Every line from the one with "Serialize everything readable" through the final line must be written out exactly, and no other line; omit the pictures.

□ □ □

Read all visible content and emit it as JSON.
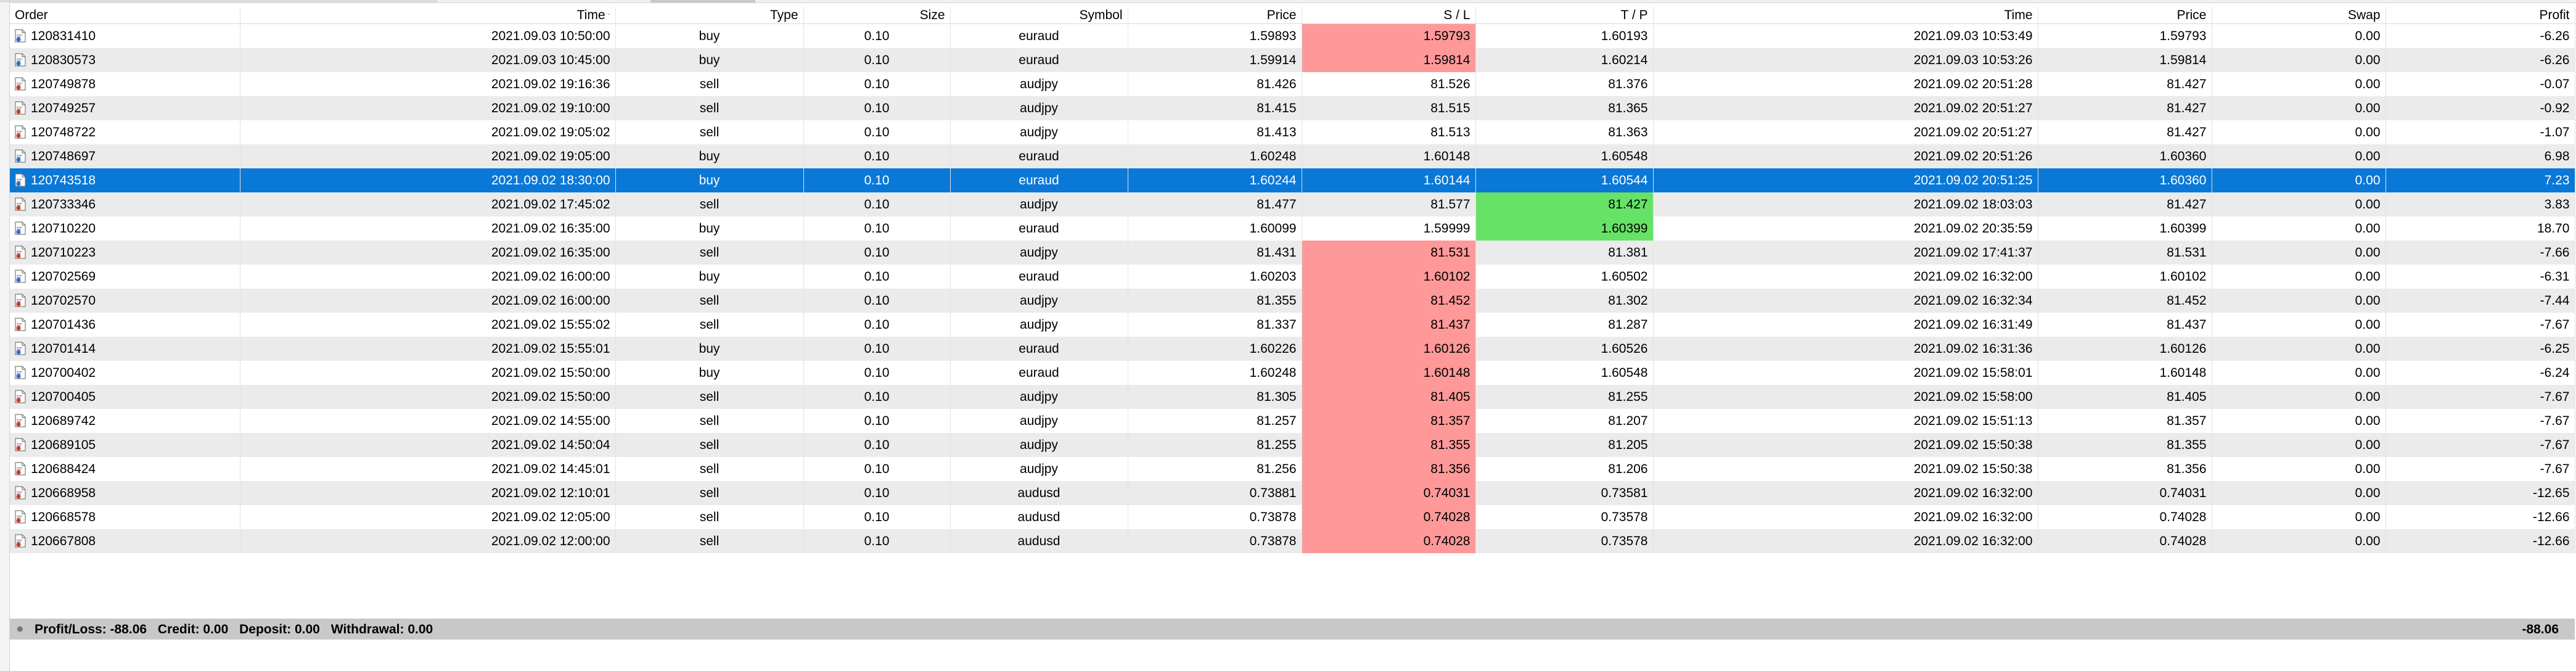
{
  "columns": [
    "Order",
    "Time",
    "Type",
    "Size",
    "Symbol",
    "Price",
    "S / L",
    "T / P",
    "Time",
    "Price",
    "Swap",
    "Profit"
  ],
  "sorted_column_index": 1,
  "rows": [
    {
      "order": "120831410",
      "open_time": "2021.09.03 10:50:00",
      "type": "buy",
      "size": "0.10",
      "symbol": "euraud",
      "price": "1.59893",
      "sl": "1.59793",
      "tp": "1.60193",
      "close_time": "2021.09.03 10:53:49",
      "close_price": "1.59793",
      "swap": "0.00",
      "profit": "-6.26",
      "sl_hit": true,
      "tp_hit": false
    },
    {
      "order": "120830573",
      "open_time": "2021.09.03 10:45:00",
      "type": "buy",
      "size": "0.10",
      "symbol": "euraud",
      "price": "1.59914",
      "sl": "1.59814",
      "tp": "1.60214",
      "close_time": "2021.09.03 10:53:26",
      "close_price": "1.59814",
      "swap": "0.00",
      "profit": "-6.26",
      "sl_hit": true,
      "tp_hit": false
    },
    {
      "order": "120749878",
      "open_time": "2021.09.02 19:16:36",
      "type": "sell",
      "size": "0.10",
      "symbol": "audjpy",
      "price": "81.426",
      "sl": "81.526",
      "tp": "81.376",
      "close_time": "2021.09.02 20:51:28",
      "close_price": "81.427",
      "swap": "0.00",
      "profit": "-0.07",
      "sl_hit": false,
      "tp_hit": false
    },
    {
      "order": "120749257",
      "open_time": "2021.09.02 19:10:00",
      "type": "sell",
      "size": "0.10",
      "symbol": "audjpy",
      "price": "81.415",
      "sl": "81.515",
      "tp": "81.365",
      "close_time": "2021.09.02 20:51:27",
      "close_price": "81.427",
      "swap": "0.00",
      "profit": "-0.92",
      "sl_hit": false,
      "tp_hit": false
    },
    {
      "order": "120748722",
      "open_time": "2021.09.02 19:05:02",
      "type": "sell",
      "size": "0.10",
      "symbol": "audjpy",
      "price": "81.413",
      "sl": "81.513",
      "tp": "81.363",
      "close_time": "2021.09.02 20:51:27",
      "close_price": "81.427",
      "swap": "0.00",
      "profit": "-1.07",
      "sl_hit": false,
      "tp_hit": false
    },
    {
      "order": "120748697",
      "open_time": "2021.09.02 19:05:00",
      "type": "buy",
      "size": "0.10",
      "symbol": "euraud",
      "price": "1.60248",
      "sl": "1.60148",
      "tp": "1.60548",
      "close_time": "2021.09.02 20:51:26",
      "close_price": "1.60360",
      "swap": "0.00",
      "profit": "6.98",
      "sl_hit": false,
      "tp_hit": false
    },
    {
      "order": "120743518",
      "open_time": "2021.09.02 18:30:00",
      "type": "buy",
      "size": "0.10",
      "symbol": "euraud",
      "price": "1.60244",
      "sl": "1.60144",
      "tp": "1.60544",
      "close_time": "2021.09.02 20:51:25",
      "close_price": "1.60360",
      "swap": "0.00",
      "profit": "7.23",
      "sl_hit": false,
      "tp_hit": false,
      "selected": true
    },
    {
      "order": "120733346",
      "open_time": "2021.09.02 17:45:02",
      "type": "sell",
      "size": "0.10",
      "symbol": "audjpy",
      "price": "81.477",
      "sl": "81.577",
      "tp": "81.427",
      "close_time": "2021.09.02 18:03:03",
      "close_price": "81.427",
      "swap": "0.00",
      "profit": "3.83",
      "sl_hit": false,
      "tp_hit": true
    },
    {
      "order": "120710220",
      "open_time": "2021.09.02 16:35:00",
      "type": "buy",
      "size": "0.10",
      "symbol": "euraud",
      "price": "1.60099",
      "sl": "1.59999",
      "tp": "1.60399",
      "close_time": "2021.09.02 20:35:59",
      "close_price": "1.60399",
      "swap": "0.00",
      "profit": "18.70",
      "sl_hit": false,
      "tp_hit": true
    },
    {
      "order": "120710223",
      "open_time": "2021.09.02 16:35:00",
      "type": "sell",
      "size": "0.10",
      "symbol": "audjpy",
      "price": "81.431",
      "sl": "81.531",
      "tp": "81.381",
      "close_time": "2021.09.02 17:41:37",
      "close_price": "81.531",
      "swap": "0.00",
      "profit": "-7.66",
      "sl_hit": true,
      "tp_hit": false
    },
    {
      "order": "120702569",
      "open_time": "2021.09.02 16:00:00",
      "type": "buy",
      "size": "0.10",
      "symbol": "euraud",
      "price": "1.60203",
      "sl": "1.60102",
      "tp": "1.60502",
      "close_time": "2021.09.02 16:32:00",
      "close_price": "1.60102",
      "swap": "0.00",
      "profit": "-6.31",
      "sl_hit": true,
      "tp_hit": false
    },
    {
      "order": "120702570",
      "open_time": "2021.09.02 16:00:00",
      "type": "sell",
      "size": "0.10",
      "symbol": "audjpy",
      "price": "81.355",
      "sl": "81.452",
      "tp": "81.302",
      "close_time": "2021.09.02 16:32:34",
      "close_price": "81.452",
      "swap": "0.00",
      "profit": "-7.44",
      "sl_hit": true,
      "tp_hit": false
    },
    {
      "order": "120701436",
      "open_time": "2021.09.02 15:55:02",
      "type": "sell",
      "size": "0.10",
      "symbol": "audjpy",
      "price": "81.337",
      "sl": "81.437",
      "tp": "81.287",
      "close_time": "2021.09.02 16:31:49",
      "close_price": "81.437",
      "swap": "0.00",
      "profit": "-7.67",
      "sl_hit": true,
      "tp_hit": false
    },
    {
      "order": "120701414",
      "open_time": "2021.09.02 15:55:01",
      "type": "buy",
      "size": "0.10",
      "symbol": "euraud",
      "price": "1.60226",
      "sl": "1.60126",
      "tp": "1.60526",
      "close_time": "2021.09.02 16:31:36",
      "close_price": "1.60126",
      "swap": "0.00",
      "profit": "-6.25",
      "sl_hit": true,
      "tp_hit": false
    },
    {
      "order": "120700402",
      "open_time": "2021.09.02 15:50:00",
      "type": "buy",
      "size": "0.10",
      "symbol": "euraud",
      "price": "1.60248",
      "sl": "1.60148",
      "tp": "1.60548",
      "close_time": "2021.09.02 15:58:01",
      "close_price": "1.60148",
      "swap": "0.00",
      "profit": "-6.24",
      "sl_hit": true,
      "tp_hit": false
    },
    {
      "order": "120700405",
      "open_time": "2021.09.02 15:50:00",
      "type": "sell",
      "size": "0.10",
      "symbol": "audjpy",
      "price": "81.305",
      "sl": "81.405",
      "tp": "81.255",
      "close_time": "2021.09.02 15:58:00",
      "close_price": "81.405",
      "swap": "0.00",
      "profit": "-7.67",
      "sl_hit": true,
      "tp_hit": false
    },
    {
      "order": "120689742",
      "open_time": "2021.09.02 14:55:00",
      "type": "sell",
      "size": "0.10",
      "symbol": "audjpy",
      "price": "81.257",
      "sl": "81.357",
      "tp": "81.207",
      "close_time": "2021.09.02 15:51:13",
      "close_price": "81.357",
      "swap": "0.00",
      "profit": "-7.67",
      "sl_hit": true,
      "tp_hit": false
    },
    {
      "order": "120689105",
      "open_time": "2021.09.02 14:50:04",
      "type": "sell",
      "size": "0.10",
      "symbol": "audjpy",
      "price": "81.255",
      "sl": "81.355",
      "tp": "81.205",
      "close_time": "2021.09.02 15:50:38",
      "close_price": "81.355",
      "swap": "0.00",
      "profit": "-7.67",
      "sl_hit": true,
      "tp_hit": false
    },
    {
      "order": "120688424",
      "open_time": "2021.09.02 14:45:01",
      "type": "sell",
      "size": "0.10",
      "symbol": "audjpy",
      "price": "81.256",
      "sl": "81.356",
      "tp": "81.206",
      "close_time": "2021.09.02 15:50:38",
      "close_price": "81.356",
      "swap": "0.00",
      "profit": "-7.67",
      "sl_hit": true,
      "tp_hit": false
    },
    {
      "order": "120668958",
      "open_time": "2021.09.02 12:10:01",
      "type": "sell",
      "size": "0.10",
      "symbol": "audusd",
      "price": "0.73881",
      "sl": "0.74031",
      "tp": "0.73581",
      "close_time": "2021.09.02 16:32:00",
      "close_price": "0.74031",
      "swap": "0.00",
      "profit": "-12.65",
      "sl_hit": true,
      "tp_hit": false
    },
    {
      "order": "120668578",
      "open_time": "2021.09.02 12:05:00",
      "type": "sell",
      "size": "0.10",
      "symbol": "audusd",
      "price": "0.73878",
      "sl": "0.74028",
      "tp": "0.73578",
      "close_time": "2021.09.02 16:32:00",
      "close_price": "0.74028",
      "swap": "0.00",
      "profit": "-12.66",
      "sl_hit": true,
      "tp_hit": false
    },
    {
      "order": "120667808",
      "open_time": "2021.09.02 12:00:00",
      "type": "sell",
      "size": "0.10",
      "symbol": "audusd",
      "price": "0.73878",
      "sl": "0.74028",
      "tp": "0.73578",
      "close_time": "2021.09.02 16:32:00",
      "close_price": "0.74028",
      "swap": "0.00",
      "profit": "-12.66",
      "sl_hit": true,
      "tp_hit": false
    }
  ],
  "summary": {
    "profit_loss": "Profit/Loss: -88.06",
    "credit": "Credit: 0.00",
    "deposit": "Deposit: 0.00",
    "withdrawal": "Withdrawal: 0.00",
    "total": "-88.06"
  },
  "colors": {
    "selection": "#0a78d7",
    "sl_hit": "#ff9999",
    "tp_hit": "#66e266",
    "stripe": "#ebebeb",
    "summary_bar": "#c8c8c8",
    "buy_icon_accent": "#2f6fd0",
    "sell_icon_accent": "#d23a2a"
  },
  "icons": {
    "buy": "buy-order-icon",
    "sell": "sell-order-icon",
    "summary": "summary-dot-icon"
  }
}
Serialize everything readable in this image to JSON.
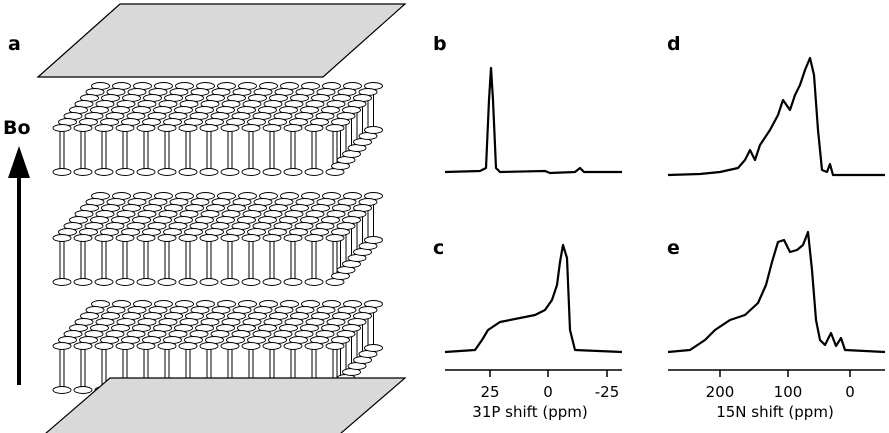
{
  "panels": {
    "a": {
      "label": "a",
      "field_label": "Bo"
    },
    "b": {
      "label": "b"
    },
    "c": {
      "label": "c"
    },
    "d": {
      "label": "d"
    },
    "e": {
      "label": "e"
    }
  },
  "axes": [
    {
      "ticks": [
        25,
        0,
        -25
      ],
      "title": "31P shift (ppm)"
    },
    {
      "ticks": [
        200,
        100,
        0
      ],
      "title": "15N shift (ppm)"
    }
  ]
}
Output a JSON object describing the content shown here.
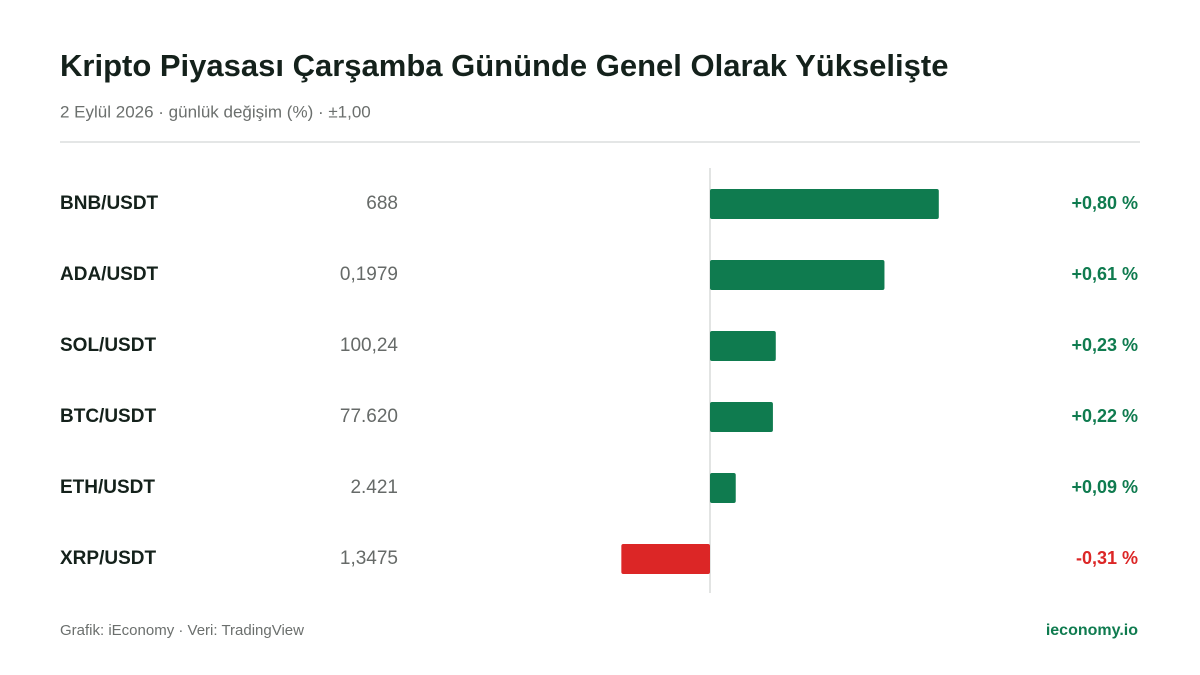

□ □ □

**Exercise answer**
Serialize everything readable in this image to JSON.
{
  "panels": {
    "a": {
      "label": "a",
      "field_label": "Bo"
    },
    "b": {
      "label": "b"
    },
    "c": {
      "label": "c"
    },
    "d": {
      "label": "d"
    },
    "e": {
      "label": "e"
    }
  },
  "axes": [
    {
      "ticks": [
        25,
        0,
        -25
      ],
      "title": "31P shift (ppm)"
    },
    {
      "ticks": [
        200,
        100,
        0
      ],
      "title": "15N shift (ppm)"
    }
  ]
}
Output a JSON object describing the content shown here.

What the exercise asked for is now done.